## PROBLEM TO WORK ON
Establish how many lines in the material include the string "this" and report it as a lone number.

Part of a data file

>>>>>

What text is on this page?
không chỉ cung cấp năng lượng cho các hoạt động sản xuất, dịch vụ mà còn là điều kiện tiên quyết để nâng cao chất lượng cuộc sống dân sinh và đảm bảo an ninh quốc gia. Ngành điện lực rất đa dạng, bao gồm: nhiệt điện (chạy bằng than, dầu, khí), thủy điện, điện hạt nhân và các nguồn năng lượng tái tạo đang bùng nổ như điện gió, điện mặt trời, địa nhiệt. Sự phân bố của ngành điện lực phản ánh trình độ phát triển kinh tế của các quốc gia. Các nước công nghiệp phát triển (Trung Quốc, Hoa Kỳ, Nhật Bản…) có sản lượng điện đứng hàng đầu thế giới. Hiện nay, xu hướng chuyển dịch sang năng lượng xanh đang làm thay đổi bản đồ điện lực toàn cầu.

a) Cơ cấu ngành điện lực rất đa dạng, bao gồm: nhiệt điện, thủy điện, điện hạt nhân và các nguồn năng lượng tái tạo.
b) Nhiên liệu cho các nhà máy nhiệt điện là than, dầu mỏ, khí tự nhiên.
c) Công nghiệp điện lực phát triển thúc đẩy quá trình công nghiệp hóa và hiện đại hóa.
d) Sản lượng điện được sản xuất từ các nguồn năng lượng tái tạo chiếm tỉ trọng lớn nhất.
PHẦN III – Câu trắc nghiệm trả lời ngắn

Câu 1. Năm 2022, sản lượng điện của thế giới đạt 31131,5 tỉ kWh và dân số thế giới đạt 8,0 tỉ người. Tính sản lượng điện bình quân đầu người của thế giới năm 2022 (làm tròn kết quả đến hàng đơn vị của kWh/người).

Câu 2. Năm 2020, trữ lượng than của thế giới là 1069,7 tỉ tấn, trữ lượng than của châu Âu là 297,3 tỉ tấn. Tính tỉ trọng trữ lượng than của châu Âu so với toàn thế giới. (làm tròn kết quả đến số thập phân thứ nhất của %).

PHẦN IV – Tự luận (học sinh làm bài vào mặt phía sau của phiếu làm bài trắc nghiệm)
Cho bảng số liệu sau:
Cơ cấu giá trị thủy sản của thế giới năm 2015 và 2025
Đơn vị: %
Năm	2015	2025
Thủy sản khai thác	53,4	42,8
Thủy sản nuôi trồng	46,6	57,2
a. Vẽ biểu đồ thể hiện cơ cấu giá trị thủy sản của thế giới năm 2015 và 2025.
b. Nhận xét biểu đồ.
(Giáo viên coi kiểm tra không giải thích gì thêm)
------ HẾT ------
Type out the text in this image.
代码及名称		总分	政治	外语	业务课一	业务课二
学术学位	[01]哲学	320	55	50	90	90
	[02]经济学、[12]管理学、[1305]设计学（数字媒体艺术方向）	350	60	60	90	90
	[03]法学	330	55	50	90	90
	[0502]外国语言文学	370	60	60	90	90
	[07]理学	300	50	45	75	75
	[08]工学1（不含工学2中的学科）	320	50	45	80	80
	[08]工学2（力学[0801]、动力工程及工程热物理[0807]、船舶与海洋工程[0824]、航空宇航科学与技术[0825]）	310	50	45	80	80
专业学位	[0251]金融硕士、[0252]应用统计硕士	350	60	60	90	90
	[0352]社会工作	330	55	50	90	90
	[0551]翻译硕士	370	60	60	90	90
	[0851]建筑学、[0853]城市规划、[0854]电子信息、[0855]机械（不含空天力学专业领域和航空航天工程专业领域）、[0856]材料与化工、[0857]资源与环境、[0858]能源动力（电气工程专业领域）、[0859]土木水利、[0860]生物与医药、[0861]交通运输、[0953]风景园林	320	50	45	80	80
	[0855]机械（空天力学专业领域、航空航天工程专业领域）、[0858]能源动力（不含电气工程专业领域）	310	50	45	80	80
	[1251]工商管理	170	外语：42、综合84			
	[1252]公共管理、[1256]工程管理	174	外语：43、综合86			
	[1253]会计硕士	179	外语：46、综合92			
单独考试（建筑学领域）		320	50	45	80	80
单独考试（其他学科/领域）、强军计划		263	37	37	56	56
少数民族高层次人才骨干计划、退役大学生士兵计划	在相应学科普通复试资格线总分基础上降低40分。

<<<<<

## EXERCISE OUTPUT
2